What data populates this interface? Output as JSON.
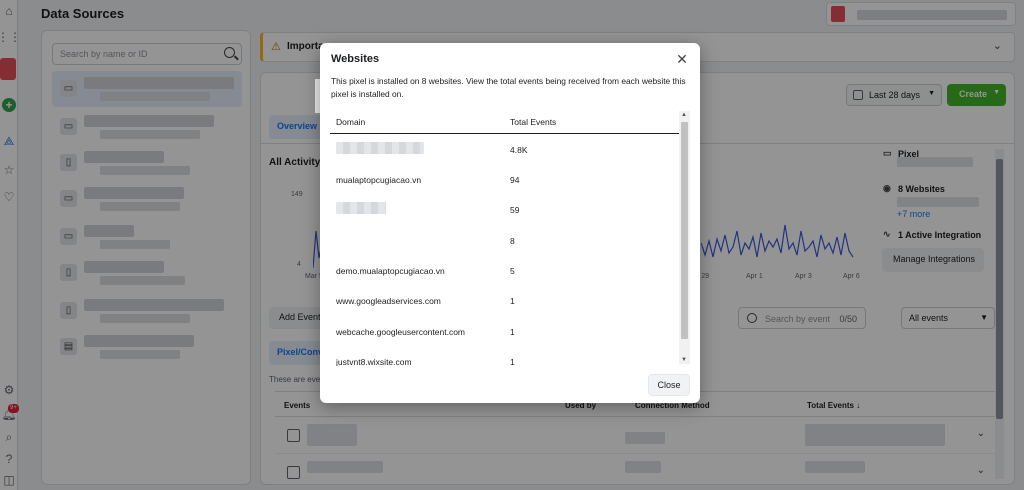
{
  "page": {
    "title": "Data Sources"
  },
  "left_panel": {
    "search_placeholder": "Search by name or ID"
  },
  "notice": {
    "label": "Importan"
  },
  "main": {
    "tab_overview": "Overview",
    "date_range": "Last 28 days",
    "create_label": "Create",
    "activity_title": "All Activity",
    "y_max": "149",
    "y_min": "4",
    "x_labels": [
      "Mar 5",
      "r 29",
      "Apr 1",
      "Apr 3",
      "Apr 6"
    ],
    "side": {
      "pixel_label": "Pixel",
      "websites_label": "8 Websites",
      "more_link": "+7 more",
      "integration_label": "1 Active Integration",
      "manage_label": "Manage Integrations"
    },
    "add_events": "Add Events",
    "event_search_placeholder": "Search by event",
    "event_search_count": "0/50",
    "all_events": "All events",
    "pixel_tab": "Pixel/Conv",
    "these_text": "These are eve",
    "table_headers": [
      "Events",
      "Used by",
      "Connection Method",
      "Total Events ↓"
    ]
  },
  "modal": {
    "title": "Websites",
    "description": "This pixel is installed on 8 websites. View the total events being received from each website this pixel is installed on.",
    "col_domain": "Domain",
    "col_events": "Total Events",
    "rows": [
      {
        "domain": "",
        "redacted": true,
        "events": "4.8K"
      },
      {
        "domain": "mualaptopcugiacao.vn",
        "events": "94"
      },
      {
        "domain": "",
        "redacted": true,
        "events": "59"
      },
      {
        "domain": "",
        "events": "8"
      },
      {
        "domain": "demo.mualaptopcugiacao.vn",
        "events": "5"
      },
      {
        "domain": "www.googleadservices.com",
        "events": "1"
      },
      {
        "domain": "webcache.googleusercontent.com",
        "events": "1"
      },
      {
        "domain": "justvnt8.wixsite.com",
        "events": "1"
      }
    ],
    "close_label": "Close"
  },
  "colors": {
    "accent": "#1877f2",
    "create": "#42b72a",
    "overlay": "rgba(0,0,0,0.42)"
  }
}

===============

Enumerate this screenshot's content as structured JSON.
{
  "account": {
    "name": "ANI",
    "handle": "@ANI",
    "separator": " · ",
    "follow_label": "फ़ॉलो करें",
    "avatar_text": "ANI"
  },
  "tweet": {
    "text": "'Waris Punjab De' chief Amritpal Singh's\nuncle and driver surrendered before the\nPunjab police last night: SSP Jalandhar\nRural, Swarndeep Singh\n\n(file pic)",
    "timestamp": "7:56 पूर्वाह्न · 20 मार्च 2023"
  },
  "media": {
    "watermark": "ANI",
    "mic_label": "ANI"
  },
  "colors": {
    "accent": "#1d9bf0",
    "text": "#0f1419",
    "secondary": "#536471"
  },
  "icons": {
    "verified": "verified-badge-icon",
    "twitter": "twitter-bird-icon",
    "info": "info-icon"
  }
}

===============

#### What you are asked to do
Scan the records above for the string "this", then report every line that contains it.

#### Output of the exercise
What data populates this interface? Output as JSON.
    "description": "This pixel is installed on 8 websites. View the total events being received from each website this pixel is installed on.",
Enumerate this screenshot's content as structured JSON.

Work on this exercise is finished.